YOUR TASK
Look through the data below. Collect every line where the word "место" occurs.

STORED DATA
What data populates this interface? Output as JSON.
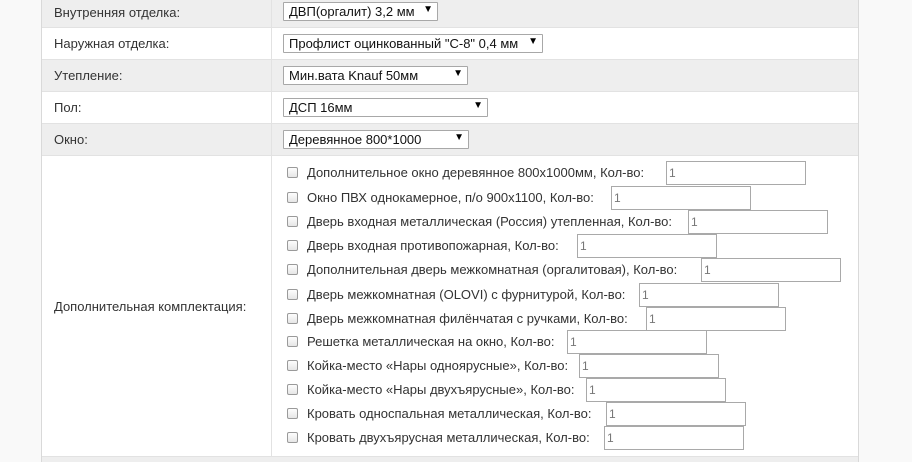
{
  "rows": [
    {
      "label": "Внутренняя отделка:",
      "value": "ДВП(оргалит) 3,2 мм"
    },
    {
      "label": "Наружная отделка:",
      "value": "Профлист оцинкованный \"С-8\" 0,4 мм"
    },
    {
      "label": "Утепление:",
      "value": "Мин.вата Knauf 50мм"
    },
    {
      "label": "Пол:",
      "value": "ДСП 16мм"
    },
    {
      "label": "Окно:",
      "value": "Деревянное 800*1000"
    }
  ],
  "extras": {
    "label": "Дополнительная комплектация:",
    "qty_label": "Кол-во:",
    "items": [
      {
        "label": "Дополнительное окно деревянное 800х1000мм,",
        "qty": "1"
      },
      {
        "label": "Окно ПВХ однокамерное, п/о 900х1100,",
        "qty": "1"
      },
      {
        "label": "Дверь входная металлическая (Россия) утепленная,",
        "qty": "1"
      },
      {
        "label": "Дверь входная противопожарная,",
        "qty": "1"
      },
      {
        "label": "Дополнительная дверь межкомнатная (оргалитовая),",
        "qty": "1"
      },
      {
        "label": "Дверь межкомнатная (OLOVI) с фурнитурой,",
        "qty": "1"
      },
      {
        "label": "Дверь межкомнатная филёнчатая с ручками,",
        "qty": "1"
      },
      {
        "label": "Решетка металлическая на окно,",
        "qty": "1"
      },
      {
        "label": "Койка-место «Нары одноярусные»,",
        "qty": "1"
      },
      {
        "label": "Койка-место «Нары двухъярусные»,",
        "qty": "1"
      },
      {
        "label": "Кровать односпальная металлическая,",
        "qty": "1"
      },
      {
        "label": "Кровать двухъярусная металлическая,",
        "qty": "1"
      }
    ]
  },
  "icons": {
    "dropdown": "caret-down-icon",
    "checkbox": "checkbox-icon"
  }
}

SOLUTION TO THE EXERCISE
        "label": "Койка-место «Нары одноярусные»,",
        "label": "Койка-место «Нары двухъярусные»,",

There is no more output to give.